WORK TO COMPLETE:
Please return every line of the records that contains the word "Fluorescence".
[ENTRIES SHOWN Boundary: Start]
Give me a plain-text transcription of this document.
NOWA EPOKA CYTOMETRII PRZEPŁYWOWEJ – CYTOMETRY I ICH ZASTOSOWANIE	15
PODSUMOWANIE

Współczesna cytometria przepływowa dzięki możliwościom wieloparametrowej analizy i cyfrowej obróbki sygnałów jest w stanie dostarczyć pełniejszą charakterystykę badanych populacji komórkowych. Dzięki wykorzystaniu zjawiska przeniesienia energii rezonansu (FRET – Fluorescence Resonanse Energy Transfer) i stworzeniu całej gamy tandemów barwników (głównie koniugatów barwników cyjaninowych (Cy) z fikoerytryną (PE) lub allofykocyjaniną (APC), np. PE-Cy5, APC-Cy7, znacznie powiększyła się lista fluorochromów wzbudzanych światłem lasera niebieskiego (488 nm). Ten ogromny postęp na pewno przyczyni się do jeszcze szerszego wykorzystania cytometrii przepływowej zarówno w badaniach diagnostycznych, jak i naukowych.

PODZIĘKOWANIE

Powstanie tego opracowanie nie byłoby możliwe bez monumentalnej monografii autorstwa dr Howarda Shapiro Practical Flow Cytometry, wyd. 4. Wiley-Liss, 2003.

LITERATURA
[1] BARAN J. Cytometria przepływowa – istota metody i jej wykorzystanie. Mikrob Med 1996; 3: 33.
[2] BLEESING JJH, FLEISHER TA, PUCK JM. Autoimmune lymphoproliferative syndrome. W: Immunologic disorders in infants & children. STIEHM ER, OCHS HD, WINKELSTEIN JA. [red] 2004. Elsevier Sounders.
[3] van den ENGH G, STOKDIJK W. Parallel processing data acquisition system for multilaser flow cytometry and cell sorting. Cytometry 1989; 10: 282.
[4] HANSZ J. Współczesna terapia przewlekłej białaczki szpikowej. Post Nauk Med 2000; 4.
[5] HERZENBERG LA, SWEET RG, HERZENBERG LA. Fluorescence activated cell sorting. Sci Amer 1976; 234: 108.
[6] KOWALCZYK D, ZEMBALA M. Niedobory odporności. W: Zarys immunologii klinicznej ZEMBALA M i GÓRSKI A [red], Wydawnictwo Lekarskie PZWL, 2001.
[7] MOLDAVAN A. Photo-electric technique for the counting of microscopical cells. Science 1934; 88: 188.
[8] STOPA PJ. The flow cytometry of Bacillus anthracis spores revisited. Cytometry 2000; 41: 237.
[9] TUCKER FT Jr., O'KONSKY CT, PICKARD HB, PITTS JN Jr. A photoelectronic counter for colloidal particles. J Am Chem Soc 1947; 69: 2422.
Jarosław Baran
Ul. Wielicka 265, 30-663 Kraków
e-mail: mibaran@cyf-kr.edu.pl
[ENTRIES SHOWN Boundary: End]
EXERCISE SOLUTION:
Współczesna cytometria przepływowa dzięki możliwościom wieloparametrowej analizy i cyfrowej obróbki sygnałów jest w stanie dostarczyć pełniejszą charakterystykę badanych populacji komórkowych. Dzięki wykorzystaniu zjawiska przeniesienia energii rezonansu (FRET – Fluorescence Resonanse Energy Transfer) i stworzeniu całej gamy tandemów barwników (głównie koniugatów barwników cyjaninowych (Cy) z fikoerytryną (PE) lub allofykocyjaniną (APC), np. PE-Cy5, APC-Cy7, znacznie powiększyła się lista fluorochromów wzbudzanych światłem lasera niebieskiego (488 nm). Ten ogromny postęp na pewno przyczyni się do jeszcze szerszego wykorzystania cytometrii przepływowej zarówno w badaniach diagnostycznych, jak i naukowych.
[5] HERZENBERG LA, SWEET RG, HERZENBERG LA. Fluorescence activated cell sorting. Sci Amer 1976; 234: 108.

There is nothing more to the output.